[Records from a data collection]
"""

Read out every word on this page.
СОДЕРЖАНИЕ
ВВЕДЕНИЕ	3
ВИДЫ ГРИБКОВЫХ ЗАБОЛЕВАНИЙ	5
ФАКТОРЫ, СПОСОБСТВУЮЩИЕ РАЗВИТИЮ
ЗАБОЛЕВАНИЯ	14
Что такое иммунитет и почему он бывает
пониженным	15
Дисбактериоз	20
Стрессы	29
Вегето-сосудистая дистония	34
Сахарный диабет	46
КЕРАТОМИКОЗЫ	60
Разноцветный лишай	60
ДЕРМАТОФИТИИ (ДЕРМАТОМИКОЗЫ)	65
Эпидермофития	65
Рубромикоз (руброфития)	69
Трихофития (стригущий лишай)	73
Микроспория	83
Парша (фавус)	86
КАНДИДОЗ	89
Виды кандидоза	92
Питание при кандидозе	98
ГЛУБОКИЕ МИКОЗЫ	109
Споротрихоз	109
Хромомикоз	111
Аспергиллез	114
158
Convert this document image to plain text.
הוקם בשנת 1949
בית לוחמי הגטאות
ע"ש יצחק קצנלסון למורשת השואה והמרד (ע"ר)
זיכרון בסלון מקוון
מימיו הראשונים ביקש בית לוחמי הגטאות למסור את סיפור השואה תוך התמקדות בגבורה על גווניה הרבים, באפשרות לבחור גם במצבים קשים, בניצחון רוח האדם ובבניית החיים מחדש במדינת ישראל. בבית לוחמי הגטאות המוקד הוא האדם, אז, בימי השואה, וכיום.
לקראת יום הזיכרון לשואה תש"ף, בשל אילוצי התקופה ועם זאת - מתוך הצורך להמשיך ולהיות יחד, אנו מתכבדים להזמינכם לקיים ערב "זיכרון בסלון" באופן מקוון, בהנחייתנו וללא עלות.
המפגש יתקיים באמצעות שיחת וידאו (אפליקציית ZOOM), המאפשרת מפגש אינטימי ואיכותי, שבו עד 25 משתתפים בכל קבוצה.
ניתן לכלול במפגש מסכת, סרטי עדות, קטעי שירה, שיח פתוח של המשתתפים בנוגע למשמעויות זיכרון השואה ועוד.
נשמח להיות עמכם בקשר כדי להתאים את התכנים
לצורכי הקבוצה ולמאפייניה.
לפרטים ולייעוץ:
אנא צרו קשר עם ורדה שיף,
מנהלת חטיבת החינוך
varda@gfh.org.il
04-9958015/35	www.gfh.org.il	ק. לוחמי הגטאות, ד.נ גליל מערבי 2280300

"""

Work to be completed =>
Respond with the number of lines containing "this" and no additional words.

Result below =>
2